Recorded data:
----

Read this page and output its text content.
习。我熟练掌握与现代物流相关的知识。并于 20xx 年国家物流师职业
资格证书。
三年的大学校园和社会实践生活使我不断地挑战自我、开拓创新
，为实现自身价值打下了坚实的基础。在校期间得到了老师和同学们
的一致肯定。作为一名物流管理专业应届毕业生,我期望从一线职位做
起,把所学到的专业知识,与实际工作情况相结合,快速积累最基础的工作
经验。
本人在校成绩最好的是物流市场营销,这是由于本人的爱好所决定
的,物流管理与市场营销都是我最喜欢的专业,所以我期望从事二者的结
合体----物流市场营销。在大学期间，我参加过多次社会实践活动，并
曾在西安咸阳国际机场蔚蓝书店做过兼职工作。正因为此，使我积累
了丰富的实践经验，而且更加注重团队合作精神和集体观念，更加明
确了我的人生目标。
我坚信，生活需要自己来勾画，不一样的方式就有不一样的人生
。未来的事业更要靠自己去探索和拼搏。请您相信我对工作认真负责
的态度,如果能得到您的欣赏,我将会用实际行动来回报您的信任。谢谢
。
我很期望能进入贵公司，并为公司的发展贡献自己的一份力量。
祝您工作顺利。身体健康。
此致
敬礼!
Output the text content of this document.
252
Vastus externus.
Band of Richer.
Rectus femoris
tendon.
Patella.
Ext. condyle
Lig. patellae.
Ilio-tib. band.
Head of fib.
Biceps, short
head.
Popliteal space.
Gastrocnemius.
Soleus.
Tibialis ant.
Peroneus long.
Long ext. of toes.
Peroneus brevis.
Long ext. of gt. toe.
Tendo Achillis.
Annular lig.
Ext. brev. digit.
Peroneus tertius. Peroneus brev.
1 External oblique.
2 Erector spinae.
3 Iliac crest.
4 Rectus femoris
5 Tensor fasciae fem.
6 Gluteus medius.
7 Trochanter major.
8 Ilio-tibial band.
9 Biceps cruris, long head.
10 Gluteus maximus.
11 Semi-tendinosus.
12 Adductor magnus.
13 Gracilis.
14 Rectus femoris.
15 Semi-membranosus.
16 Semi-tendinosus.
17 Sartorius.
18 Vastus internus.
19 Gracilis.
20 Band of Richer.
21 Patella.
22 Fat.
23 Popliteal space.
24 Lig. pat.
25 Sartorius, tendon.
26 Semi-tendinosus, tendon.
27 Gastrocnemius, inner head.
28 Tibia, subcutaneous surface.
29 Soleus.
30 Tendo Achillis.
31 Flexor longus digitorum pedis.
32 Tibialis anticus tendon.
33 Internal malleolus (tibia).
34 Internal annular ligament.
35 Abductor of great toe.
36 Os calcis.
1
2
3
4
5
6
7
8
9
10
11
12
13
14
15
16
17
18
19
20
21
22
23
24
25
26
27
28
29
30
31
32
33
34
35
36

----

Given task: Transcribe the full listing above without leaving anything out.

Answer for this exercise:
Read this page and output its text content.
习。我熟练掌握与现代物流相关的知识。并于 20xx 年国家物流师职业
资格证书。
三年的大学校园和社会实践生活使我不断地挑战自我、开拓创新
，为实现自身价值打下了坚实的基础。在校期间得到了老师和同学们
的一致肯定。作为一名物流管理专业应届毕业生,我期望从一线职位做
起,把所学到的专业知识,与实际工作情况相结合,快速积累最基础的工作
经验。
本人在校成绩最好的是物流市场营销,这是由于本人的爱好所决定
的,物流管理与市场营销都是我最喜欢的专业,所以我期望从事二者的结
合体----物流市场营销。在大学期间，我参加过多次社会实践活动，并
曾在西安咸阳国际机场蔚蓝书店做过兼职工作。正因为此，使我积累
了丰富的实践经验，而且更加注重团队合作精神和集体观念，更加明
确了我的人生目标。
我坚信，生活需要自己来勾画，不一样的方式就有不一样的人生
。未来的事业更要靠自己去探索和拼搏。请您相信我对工作认真负责
的态度,如果能得到您的欣赏,我将会用实际行动来回报您的信任。谢谢
。
我很期望能进入贵公司，并为公司的发展贡献自己的一份力量。
祝您工作顺利。身体健康。
此致
敬礼!
Output the text content of this document.
252
Vastus externus.
Band of Richer.
Rectus femoris
tendon.
Patella.
Ext. condyle
Lig. patellae.
Ilio-tib. band.
Head of fib.
Biceps, short
head.
Popliteal space.
Gastrocnemius.
Soleus.
Tibialis ant.
Peroneus long.
Long ext. of toes.
Peroneus brevis.
Long ext. of gt. toe.
Tendo Achillis.
Annular lig.
Ext. brev. digit.
Peroneus tertius. Peroneus brev.
1 External oblique.
2 Erector spinae.
3 Iliac crest.
4 Rectus femoris
5 Tensor fasciae fem.
6 Gluteus medius.
7 Trochanter major.
8 Ilio-tibial band.
9 Biceps cruris, long head.
10 Gluteus maximus.
11 Semi-tendinosus.
12 Adductor magnus.
13 Gracilis.
14 Rectus femoris.
15 Semi-membranosus.
16 Semi-tendinosus.
17 Sartorius.
18 Vastus internus.
19 Gracilis.
20 Band of Richer.
21 Patella.
22 Fat.
23 Popliteal space.
24 Lig. pat.
25 Sartorius, tendon.
26 Semi-tendinosus, tendon.
27 Gastrocnemius, inner head.
28 Tibia, subcutaneous surface.
29 Soleus.
30 Tendo Achillis.
31 Flexor longus digitorum pedis.
32 Tibialis anticus tendon.
33 Internal malleolus (tibia).
34 Internal annular ligament.
35 Abductor of great toe.
36 Os calcis.
1
2
3
4
5
6
7
8
9
10
11
12
13
14
15
16
17
18
19
20
21
22
23
24
25
26
27
28
29
30
31
32
33
34
35
36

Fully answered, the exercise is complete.